» GOAL: Return each line containing "this".

» WORKING DATA:
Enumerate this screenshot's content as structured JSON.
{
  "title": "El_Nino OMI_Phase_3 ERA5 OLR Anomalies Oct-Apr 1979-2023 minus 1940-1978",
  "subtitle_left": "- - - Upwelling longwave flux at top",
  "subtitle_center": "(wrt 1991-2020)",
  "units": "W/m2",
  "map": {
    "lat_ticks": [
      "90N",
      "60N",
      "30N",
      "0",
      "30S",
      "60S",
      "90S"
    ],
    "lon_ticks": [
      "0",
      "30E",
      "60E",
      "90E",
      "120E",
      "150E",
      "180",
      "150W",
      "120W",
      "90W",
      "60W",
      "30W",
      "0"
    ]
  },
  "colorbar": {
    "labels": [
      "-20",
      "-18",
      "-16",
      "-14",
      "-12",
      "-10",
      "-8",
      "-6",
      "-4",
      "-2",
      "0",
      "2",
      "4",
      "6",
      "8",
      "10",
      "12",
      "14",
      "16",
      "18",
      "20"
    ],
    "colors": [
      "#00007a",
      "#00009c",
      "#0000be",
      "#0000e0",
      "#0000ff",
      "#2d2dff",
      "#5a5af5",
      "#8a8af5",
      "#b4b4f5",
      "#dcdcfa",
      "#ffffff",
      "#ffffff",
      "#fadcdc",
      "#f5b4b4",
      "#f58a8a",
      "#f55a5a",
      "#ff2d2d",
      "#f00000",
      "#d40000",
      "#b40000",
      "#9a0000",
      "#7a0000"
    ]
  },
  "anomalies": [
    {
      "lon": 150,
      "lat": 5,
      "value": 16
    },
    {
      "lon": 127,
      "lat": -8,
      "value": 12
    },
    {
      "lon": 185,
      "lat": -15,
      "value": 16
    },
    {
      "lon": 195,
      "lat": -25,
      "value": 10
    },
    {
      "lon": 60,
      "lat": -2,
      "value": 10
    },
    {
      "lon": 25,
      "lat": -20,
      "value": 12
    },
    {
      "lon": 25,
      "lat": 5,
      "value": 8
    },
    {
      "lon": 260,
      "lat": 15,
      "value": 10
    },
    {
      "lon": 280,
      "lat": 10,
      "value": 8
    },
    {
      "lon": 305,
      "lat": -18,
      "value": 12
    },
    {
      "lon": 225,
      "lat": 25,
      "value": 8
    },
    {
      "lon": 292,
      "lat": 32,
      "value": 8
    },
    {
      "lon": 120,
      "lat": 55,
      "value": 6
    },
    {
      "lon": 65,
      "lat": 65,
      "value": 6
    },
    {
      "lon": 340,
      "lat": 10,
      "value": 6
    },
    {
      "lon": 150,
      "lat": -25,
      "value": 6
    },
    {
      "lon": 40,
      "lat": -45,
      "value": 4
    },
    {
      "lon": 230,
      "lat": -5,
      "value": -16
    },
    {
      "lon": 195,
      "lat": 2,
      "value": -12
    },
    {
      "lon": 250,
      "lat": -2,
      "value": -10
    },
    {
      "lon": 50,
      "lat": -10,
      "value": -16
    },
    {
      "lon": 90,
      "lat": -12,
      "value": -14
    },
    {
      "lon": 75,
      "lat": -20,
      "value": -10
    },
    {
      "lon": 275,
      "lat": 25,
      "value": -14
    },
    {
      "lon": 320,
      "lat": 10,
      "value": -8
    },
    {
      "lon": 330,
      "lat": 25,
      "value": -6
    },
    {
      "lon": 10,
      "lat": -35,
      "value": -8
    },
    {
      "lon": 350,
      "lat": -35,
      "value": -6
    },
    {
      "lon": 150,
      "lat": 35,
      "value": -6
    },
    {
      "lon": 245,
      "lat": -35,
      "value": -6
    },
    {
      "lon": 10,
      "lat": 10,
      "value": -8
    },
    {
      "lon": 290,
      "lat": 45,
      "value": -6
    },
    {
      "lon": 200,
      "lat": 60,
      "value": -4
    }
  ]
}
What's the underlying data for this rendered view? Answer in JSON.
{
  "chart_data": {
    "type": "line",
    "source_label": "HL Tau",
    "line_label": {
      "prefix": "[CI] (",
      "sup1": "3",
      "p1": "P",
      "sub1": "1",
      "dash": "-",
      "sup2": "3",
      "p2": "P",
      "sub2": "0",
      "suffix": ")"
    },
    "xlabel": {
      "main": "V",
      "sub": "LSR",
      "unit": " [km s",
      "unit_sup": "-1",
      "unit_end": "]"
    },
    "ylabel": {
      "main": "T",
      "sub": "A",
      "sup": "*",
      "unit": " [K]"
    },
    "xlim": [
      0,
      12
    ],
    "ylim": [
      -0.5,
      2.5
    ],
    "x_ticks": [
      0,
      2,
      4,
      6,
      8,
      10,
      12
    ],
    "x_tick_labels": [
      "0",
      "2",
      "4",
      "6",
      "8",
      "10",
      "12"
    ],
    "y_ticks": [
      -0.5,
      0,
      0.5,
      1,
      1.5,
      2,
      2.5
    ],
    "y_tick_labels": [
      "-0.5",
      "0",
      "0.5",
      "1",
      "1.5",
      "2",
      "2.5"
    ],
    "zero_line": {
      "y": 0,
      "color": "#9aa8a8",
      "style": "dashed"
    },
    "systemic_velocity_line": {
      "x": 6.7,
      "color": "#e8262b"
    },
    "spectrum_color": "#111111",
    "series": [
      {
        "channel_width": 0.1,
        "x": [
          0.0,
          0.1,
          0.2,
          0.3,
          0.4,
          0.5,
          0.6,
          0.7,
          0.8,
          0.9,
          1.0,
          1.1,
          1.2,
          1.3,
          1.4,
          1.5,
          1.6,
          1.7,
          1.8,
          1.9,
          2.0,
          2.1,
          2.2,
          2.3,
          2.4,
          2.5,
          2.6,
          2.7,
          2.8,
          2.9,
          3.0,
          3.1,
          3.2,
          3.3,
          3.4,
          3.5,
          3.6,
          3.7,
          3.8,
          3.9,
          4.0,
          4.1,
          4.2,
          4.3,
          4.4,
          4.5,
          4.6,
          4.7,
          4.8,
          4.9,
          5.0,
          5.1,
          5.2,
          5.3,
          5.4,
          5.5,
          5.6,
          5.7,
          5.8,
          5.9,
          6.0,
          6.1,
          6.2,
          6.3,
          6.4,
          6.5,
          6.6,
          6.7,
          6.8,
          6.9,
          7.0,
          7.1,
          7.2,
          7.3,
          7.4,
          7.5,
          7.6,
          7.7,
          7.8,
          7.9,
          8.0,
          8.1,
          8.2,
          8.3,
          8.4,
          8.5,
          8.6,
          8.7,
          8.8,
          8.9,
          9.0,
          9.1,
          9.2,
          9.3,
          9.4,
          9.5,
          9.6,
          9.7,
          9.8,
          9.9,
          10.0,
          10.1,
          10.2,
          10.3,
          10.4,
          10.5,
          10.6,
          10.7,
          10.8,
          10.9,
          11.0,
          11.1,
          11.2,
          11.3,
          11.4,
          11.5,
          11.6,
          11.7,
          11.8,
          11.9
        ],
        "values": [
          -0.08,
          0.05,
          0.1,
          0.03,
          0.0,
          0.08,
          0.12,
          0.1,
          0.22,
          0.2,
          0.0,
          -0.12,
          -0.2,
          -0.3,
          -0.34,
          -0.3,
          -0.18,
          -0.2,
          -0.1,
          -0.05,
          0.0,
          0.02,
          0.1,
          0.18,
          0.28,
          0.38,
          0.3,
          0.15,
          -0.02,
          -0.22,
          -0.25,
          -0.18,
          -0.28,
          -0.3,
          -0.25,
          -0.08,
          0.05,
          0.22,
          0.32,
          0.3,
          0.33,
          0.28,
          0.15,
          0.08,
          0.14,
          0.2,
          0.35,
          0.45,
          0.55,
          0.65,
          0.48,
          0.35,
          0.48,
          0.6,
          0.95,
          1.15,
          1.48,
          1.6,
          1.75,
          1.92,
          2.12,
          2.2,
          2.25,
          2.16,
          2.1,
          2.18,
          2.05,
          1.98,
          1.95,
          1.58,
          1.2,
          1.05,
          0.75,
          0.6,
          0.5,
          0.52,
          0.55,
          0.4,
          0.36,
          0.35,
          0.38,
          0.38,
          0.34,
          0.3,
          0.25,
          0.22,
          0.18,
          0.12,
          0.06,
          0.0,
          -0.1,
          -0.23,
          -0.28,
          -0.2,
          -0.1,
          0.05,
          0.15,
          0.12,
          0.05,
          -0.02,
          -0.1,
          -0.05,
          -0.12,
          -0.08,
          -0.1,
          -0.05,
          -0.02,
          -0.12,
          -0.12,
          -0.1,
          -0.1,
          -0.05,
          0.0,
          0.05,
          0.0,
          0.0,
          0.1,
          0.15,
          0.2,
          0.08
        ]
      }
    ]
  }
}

» RESULT OF THE TASK:
Enumerate this screenshot's content as structured JSON.
What's the underlying data for this rendered view? Answer in JSON.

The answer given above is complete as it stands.